---------- Material ----------

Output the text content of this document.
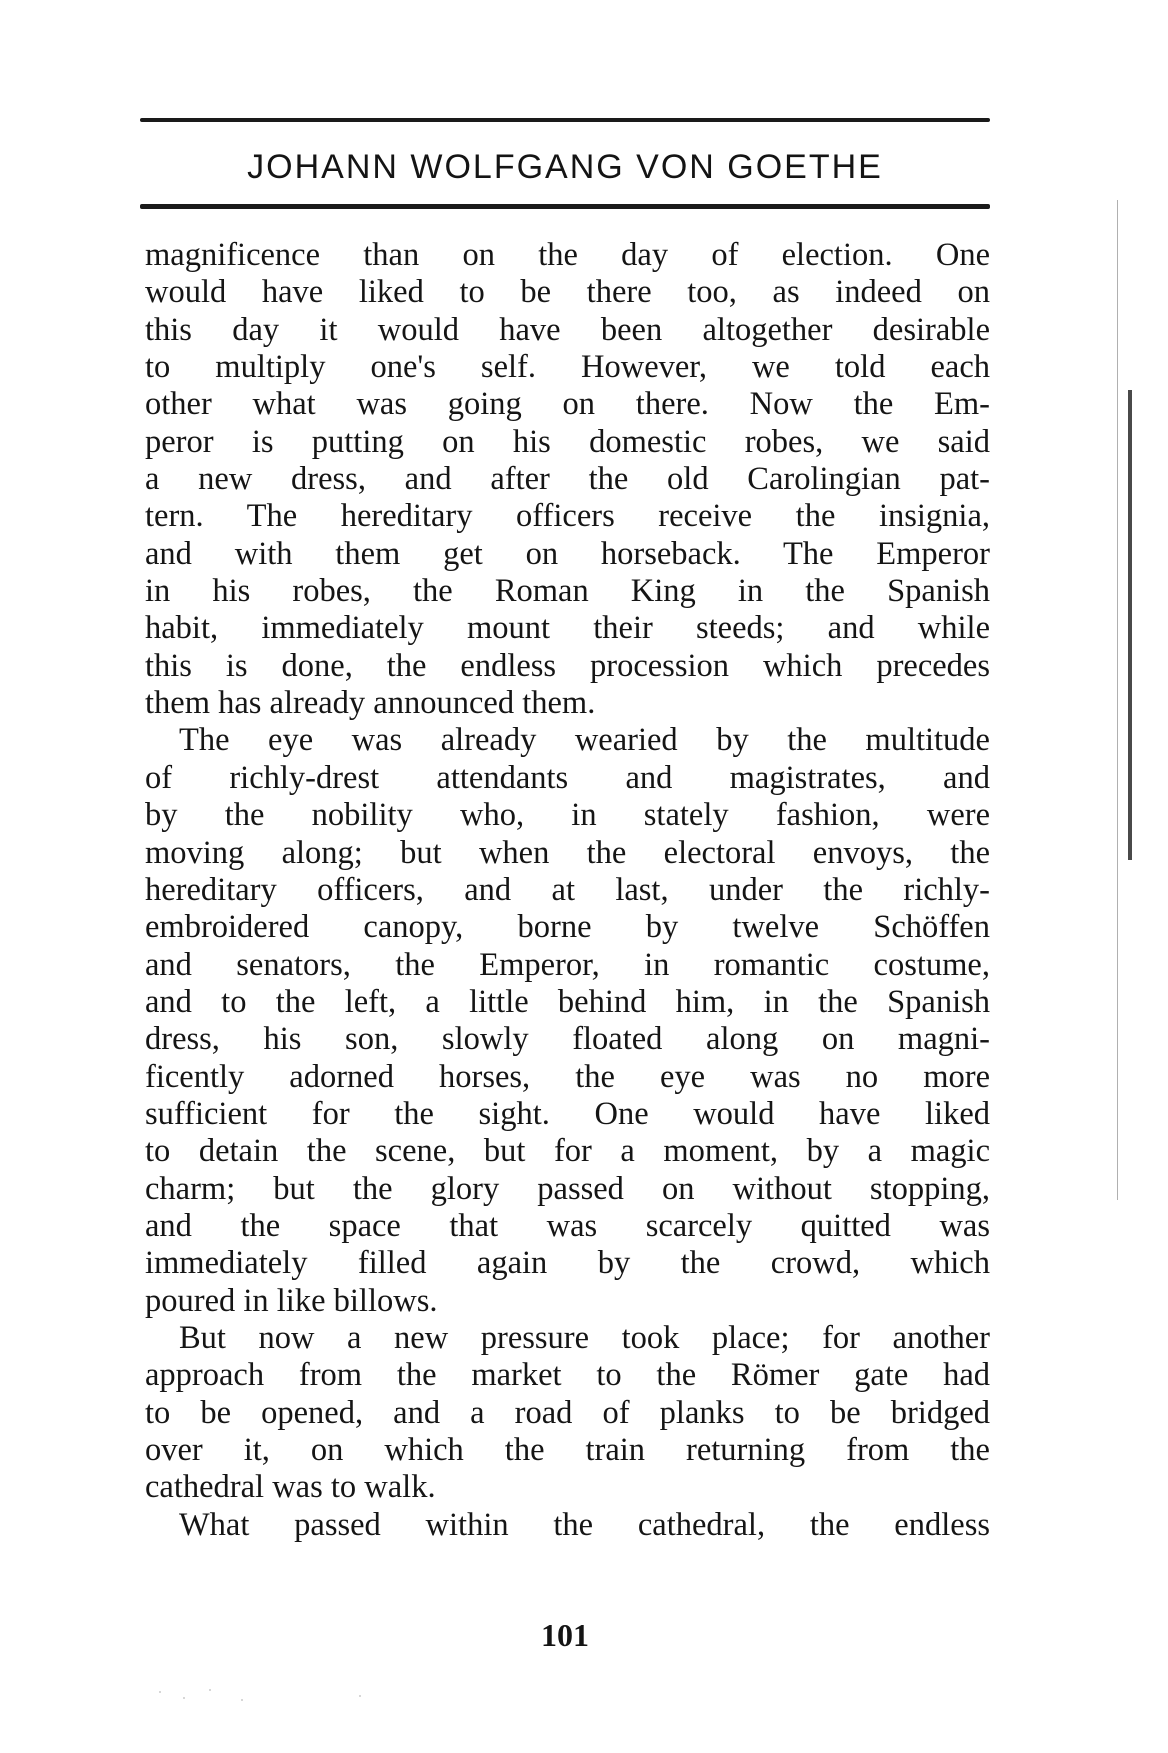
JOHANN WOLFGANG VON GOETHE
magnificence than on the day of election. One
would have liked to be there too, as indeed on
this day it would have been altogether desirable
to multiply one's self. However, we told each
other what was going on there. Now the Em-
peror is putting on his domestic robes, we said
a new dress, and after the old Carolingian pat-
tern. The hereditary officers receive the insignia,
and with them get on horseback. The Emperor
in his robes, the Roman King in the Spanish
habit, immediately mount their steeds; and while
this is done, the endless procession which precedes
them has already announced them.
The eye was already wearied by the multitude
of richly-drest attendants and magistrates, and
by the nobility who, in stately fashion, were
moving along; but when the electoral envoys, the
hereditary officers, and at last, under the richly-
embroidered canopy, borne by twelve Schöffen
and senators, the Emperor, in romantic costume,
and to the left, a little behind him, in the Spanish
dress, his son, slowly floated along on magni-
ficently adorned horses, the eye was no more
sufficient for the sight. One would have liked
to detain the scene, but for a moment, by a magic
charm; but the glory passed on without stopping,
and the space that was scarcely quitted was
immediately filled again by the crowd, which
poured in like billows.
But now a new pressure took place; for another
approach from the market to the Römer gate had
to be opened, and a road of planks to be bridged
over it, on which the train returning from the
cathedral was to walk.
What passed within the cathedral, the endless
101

----------
---------- Material ----------

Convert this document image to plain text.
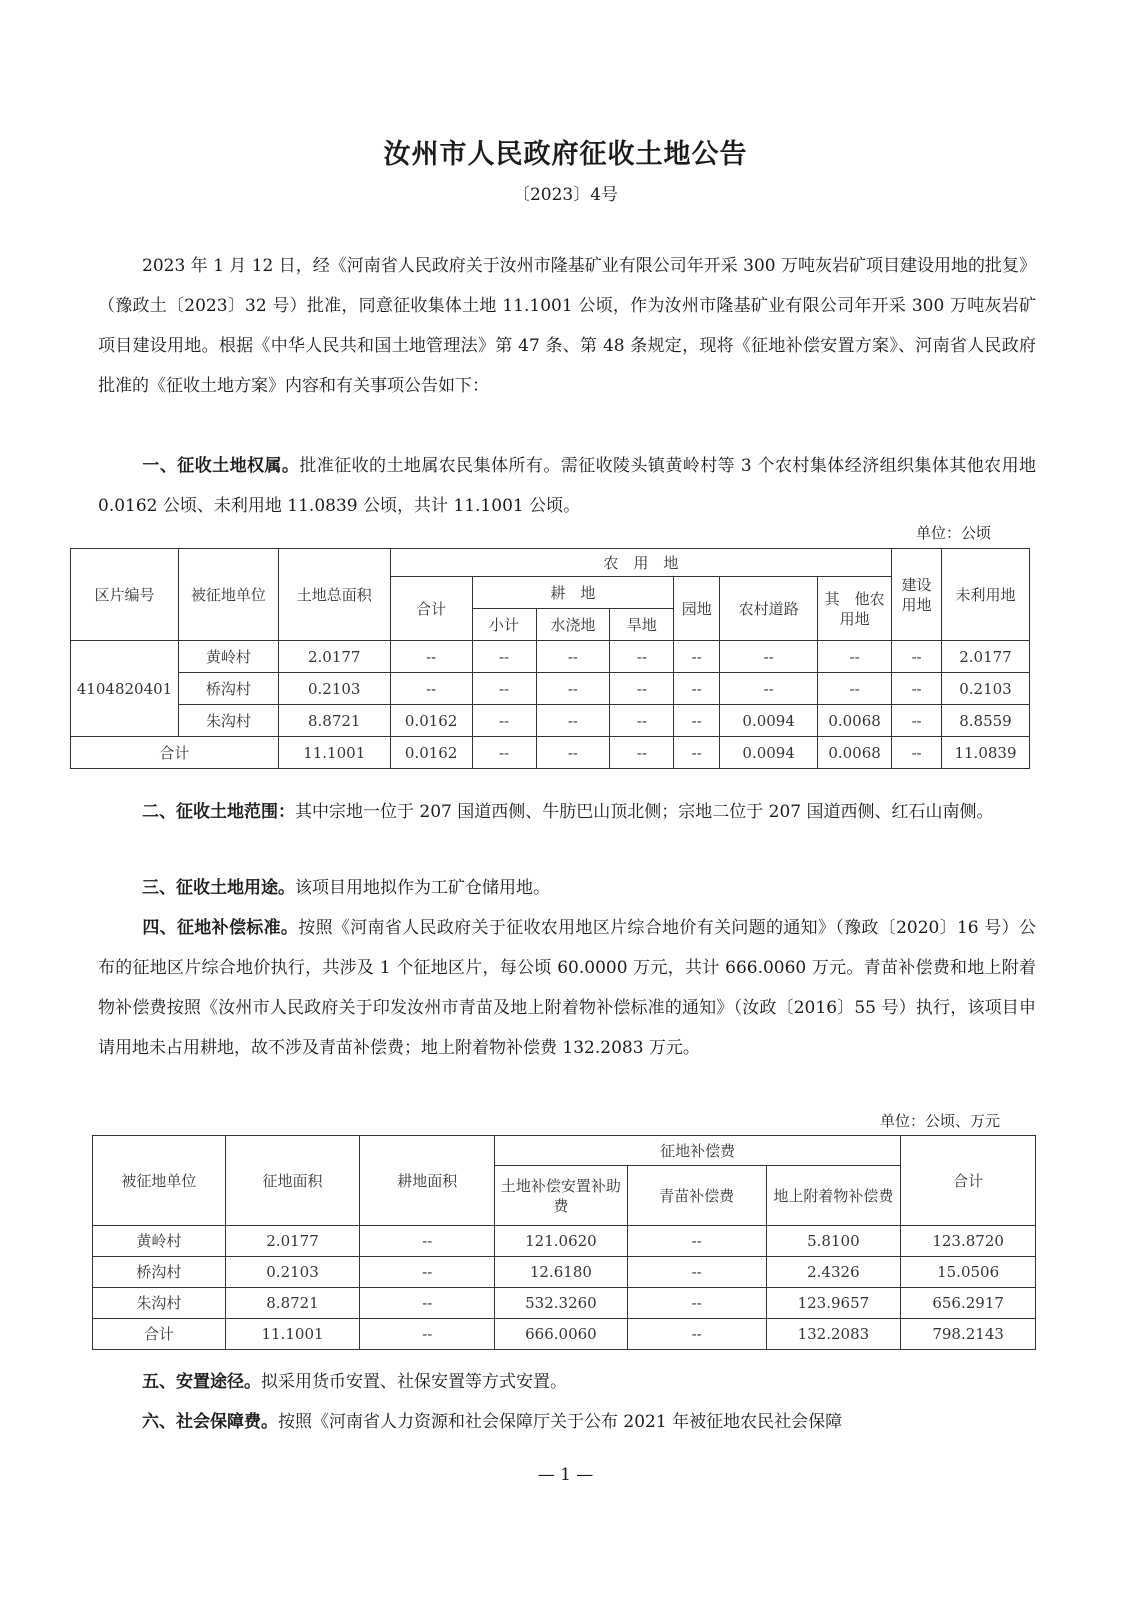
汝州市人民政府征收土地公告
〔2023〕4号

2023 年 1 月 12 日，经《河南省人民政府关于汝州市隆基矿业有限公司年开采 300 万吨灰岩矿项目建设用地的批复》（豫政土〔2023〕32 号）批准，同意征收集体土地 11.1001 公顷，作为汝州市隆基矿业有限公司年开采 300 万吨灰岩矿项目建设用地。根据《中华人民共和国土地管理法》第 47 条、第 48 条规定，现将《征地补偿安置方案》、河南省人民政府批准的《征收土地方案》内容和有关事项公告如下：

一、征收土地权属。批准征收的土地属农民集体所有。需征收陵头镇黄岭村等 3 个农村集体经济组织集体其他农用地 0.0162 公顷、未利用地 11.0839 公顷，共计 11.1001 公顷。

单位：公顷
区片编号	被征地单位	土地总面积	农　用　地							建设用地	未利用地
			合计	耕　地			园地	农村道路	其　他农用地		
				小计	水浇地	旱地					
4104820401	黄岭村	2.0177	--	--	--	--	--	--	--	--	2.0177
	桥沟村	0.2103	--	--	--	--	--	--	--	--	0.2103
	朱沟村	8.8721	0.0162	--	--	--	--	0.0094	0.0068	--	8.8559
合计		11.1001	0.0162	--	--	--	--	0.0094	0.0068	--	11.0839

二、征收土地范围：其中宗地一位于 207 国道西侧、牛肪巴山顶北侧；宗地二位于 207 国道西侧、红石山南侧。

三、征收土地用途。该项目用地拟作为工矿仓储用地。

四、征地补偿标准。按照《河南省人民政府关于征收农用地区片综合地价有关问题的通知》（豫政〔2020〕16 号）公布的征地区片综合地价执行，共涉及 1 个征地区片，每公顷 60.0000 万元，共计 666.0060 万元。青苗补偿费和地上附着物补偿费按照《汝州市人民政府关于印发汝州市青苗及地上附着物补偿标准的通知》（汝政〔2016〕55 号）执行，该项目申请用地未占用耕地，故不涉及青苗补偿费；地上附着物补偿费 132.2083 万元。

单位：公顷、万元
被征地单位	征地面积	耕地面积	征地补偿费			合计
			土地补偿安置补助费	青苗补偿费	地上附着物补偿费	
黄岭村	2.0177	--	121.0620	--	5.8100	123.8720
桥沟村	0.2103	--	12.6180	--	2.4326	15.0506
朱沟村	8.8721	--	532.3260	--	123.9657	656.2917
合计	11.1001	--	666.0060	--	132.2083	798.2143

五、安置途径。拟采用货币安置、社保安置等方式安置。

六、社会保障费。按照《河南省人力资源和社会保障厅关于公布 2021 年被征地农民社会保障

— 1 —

----------

What to do: Whenever "Emperor" turns up in a line, pick that line out.

Full answer:
and with them get on horseback. The Emperor
and senators, the Emperor, in romantic costume,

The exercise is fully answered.